[Set task] Can you turn the lines below, starting with the line that contains "- item-paragraph: Reproduce" and going on through the line that contains "- item-text: [208, 591, 871, 812]", into a numbered list with any blank lines left out?

----

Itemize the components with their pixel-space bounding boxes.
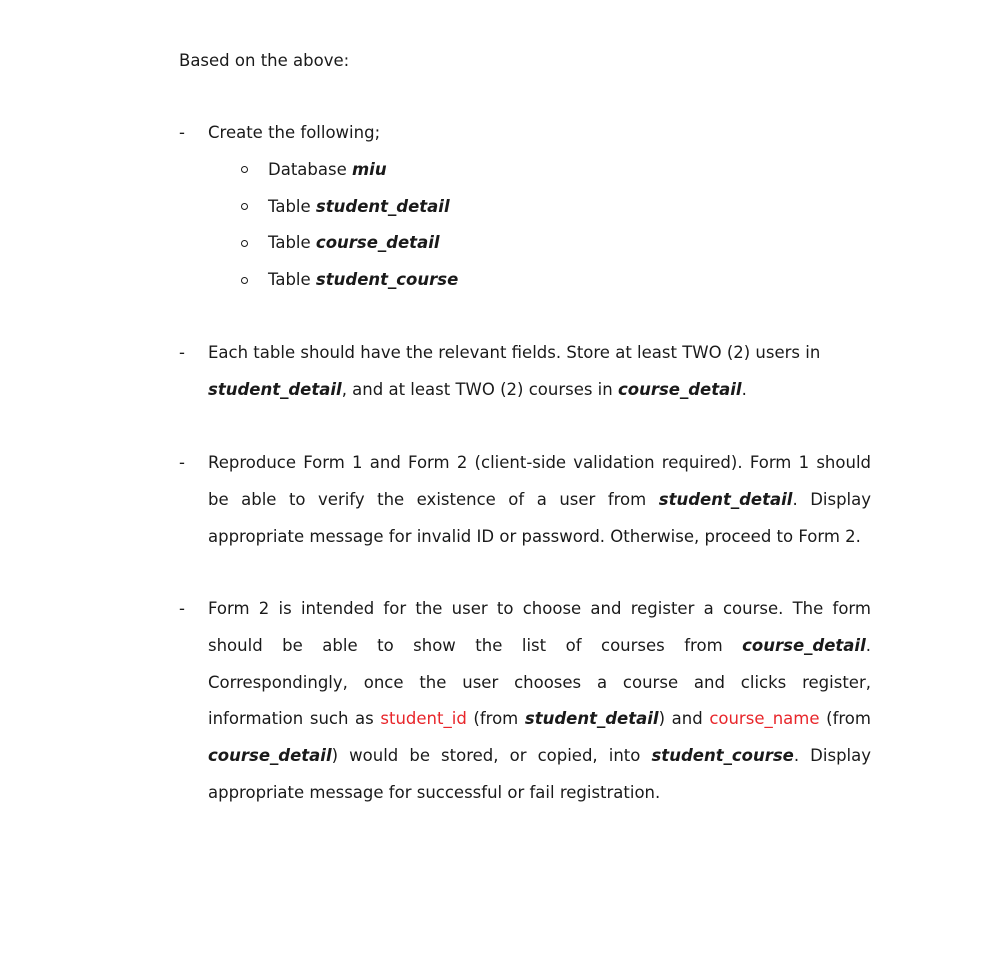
- item-paragraph: Reproduce Form 1 and Form 2 (client-side validation required). Form 1 should be able to verify the existence of a user from student_detail. Display appropriate message for invalid ID or password. Otherwise, proceed to Form 2.: [208, 453, 872, 546]
- create-sublist: [208, 152, 871, 299]
- dash-bullet: -: [179, 343, 185, 362]
- sublist-item: Database miu: [208, 152, 871, 189]
- sublist-item: Table student_detail: [208, 189, 871, 226]
- item-text: [208, 335, 871, 409]
- list-item-forms: [179, 445, 871, 555]
- item-paragraph: Each table should have the relevant fields. Store at least TWO (2) users in student_detail, and at least TWO (2) courses in course_detail.: [208, 343, 821, 399]
- circle-bullet-icon: [241, 166, 248, 173]
- circle-bullet-icon: [241, 240, 248, 247]
- list-item-form2: [179, 591, 871, 812]
- item-text: [208, 591, 871, 812]
- list-item-create: [179, 115, 871, 299]
- list-item-tables: [179, 335, 871, 409]
- item-heading: Create the following;: [208, 123, 381, 142]
- sublist-item: Table student_course: [208, 262, 871, 299]
- dash-bullet: -: [179, 123, 185, 142]
- item-text: [208, 445, 871, 555]
- circle-bullet-icon: [241, 277, 248, 284]
- highlight-student-id: student_id: [380, 709, 467, 729]
- highlight-course-name: course_name: [709, 709, 820, 729]
- intro-text: Based on the above:: [179, 51, 350, 70]
- item-text: [208, 115, 871, 299]
- dash-bullet: -: [179, 453, 185, 472]
- item-paragraph: Form 2 is intended for the user to choose and register a course. The form should be able to show the list of courses from course_detail. Correspondingly, once the user chooses a course and clicks register, information such as student_id (from student_detail) and course_name (from course_detail) would be stored, or copied, into student_course. Display appropriate message for successful or fail registration.: [208, 599, 872, 802]
- circle-bullet-icon: [241, 203, 248, 210]
- dash-bullet: -: [179, 599, 185, 618]
- sublist-item: Table course_detail: [208, 225, 871, 262]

----

[Result of the exercise]
1. - item-paragraph: Reproduce Form 1 and Form 2 (client-side validation required). Form 1 should be able to verify the existence of a user from student_detail. Display appropriate message for invalid ID or password. Otherwise, proceed to Form 2.: [208, 453, 872, 546]
2. - create-sublist: [208, 152, 871, 299]
3. - dash-bullet: -: [179, 343, 185, 362]
4. - sublist-item: Database miu: [208, 152, 871, 189]
5. - sublist-item: Table student_detail: [208, 189, 871, 226]
6. - item-text: [208, 335, 871, 409]
7. - list-item-forms: [179, 445, 871, 555]
8. - item-paragraph: Each table should have the relevant fields. Store at least TWO (2) users in student_detail, and at least TWO (2) courses in course_detail.: [208, 343, 821, 399]
9. - circle-bullet-icon: [241, 166, 248, 173]
10. - circle-bullet-icon: [241, 240, 248, 247]
11. - list-item-form2: [179, 591, 871, 812]
12. - item-text: [208, 591, 871, 812]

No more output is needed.